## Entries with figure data

• • • •

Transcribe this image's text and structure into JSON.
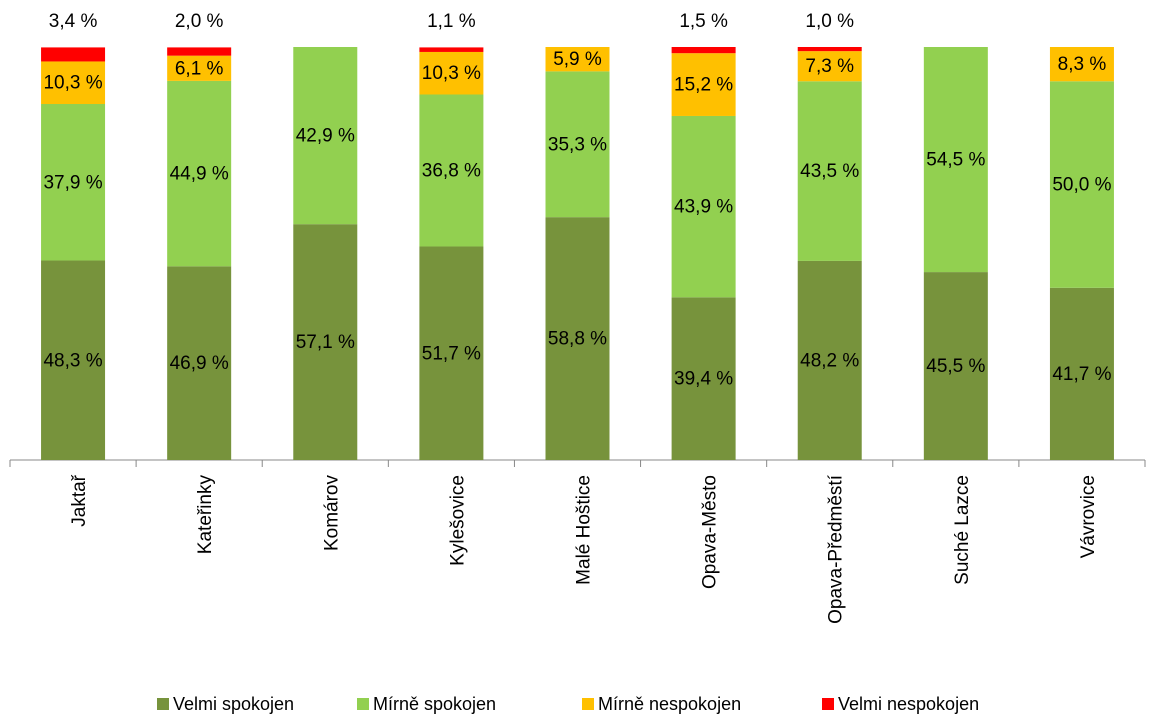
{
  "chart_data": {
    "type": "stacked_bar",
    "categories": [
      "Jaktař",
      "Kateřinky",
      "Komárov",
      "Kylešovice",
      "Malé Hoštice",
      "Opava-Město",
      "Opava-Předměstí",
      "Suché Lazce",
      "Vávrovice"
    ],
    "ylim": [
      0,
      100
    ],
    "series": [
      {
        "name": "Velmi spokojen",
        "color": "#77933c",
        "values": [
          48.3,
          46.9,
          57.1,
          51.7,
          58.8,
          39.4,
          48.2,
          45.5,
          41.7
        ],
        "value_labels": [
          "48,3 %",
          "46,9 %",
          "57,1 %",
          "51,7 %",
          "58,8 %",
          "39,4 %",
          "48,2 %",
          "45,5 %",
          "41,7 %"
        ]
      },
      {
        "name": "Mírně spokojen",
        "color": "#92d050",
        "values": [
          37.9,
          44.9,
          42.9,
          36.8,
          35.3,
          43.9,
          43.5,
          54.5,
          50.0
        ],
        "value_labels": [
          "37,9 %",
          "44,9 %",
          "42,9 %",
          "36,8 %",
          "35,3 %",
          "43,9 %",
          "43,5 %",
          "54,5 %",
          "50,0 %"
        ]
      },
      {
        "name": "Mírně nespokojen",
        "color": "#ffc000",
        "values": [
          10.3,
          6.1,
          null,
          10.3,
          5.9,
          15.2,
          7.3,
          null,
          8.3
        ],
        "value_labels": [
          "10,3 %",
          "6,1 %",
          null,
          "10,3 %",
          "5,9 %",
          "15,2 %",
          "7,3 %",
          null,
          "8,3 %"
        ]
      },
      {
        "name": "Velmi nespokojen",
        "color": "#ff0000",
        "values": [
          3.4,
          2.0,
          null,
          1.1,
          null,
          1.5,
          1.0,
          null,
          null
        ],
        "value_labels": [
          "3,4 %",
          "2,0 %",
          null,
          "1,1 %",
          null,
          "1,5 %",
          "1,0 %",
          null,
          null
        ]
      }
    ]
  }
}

• • • •

## What is required
Omit every picture, and otherwise quote the entries exactly.

## Solved exercise
Transcribe this image's text and structure into JSON.
{
  "chart_data": {
    "type": "stacked_bar",
    "categories": [
      "Jaktař",
      "Kateřinky",
      "Komárov",
      "Kylešovice",
      "Malé Hoštice",
      "Opava-Město",
      "Opava-Předměstí",
      "Suché Lazce",
      "Vávrovice"
    ],
    "ylim": [
      0,
      100
    ],
    "series": [
      {
        "name": "Velmi spokojen",
        "color": "#77933c",
        "values": [
          48.3,
          46.9,
          57.1,
          51.7,
          58.8,
          39.4,
          48.2,
          45.5,
          41.7
        ],
        "value_labels": [
          "48,3 %",
          "46,9 %",
          "57,1 %",
          "51,7 %",
          "58,8 %",
          "39,4 %",
          "48,2 %",
          "45,5 %",
          "41,7 %"
        ]
      },
      {
        "name": "Mírně spokojen",
        "color": "#92d050",
        "values": [
          37.9,
          44.9,
          42.9,
          36.8,
          35.3,
          43.9,
          43.5,
          54.5,
          50.0
        ],
        "value_labels": [
          "37,9 %",
          "44,9 %",
          "42,9 %",
          "36,8 %",
          "35,3 %",
          "43,9 %",
          "43,5 %",
          "54,5 %",
          "50,0 %"
        ]
      },
      {
        "name": "Mírně nespokojen",
        "color": "#ffc000",
        "values": [
          10.3,
          6.1,
          null,
          10.3,
          5.9,
          15.2,
          7.3,
          null,
          8.3
        ],
        "value_labels": [
          "10,3 %",
          "6,1 %",
          null,
          "10,3 %",
          "5,9 %",
          "15,2 %",
          "7,3 %",
          null,
          "8,3 %"
        ]
      },
      {
        "name": "Velmi nespokojen",
        "color": "#ff0000",
        "values": [
          3.4,
          2.0,
          null,
          1.1,
          null,
          1.5,
          1.0,
          null,
          null
        ],
        "value_labels": [
          "3,4 %",
          "2,0 %",
          null,
          "1,1 %",
          null,
          "1,5 %",
          "1,0 %",
          null,
          null
        ]
      }
    ]
  }
}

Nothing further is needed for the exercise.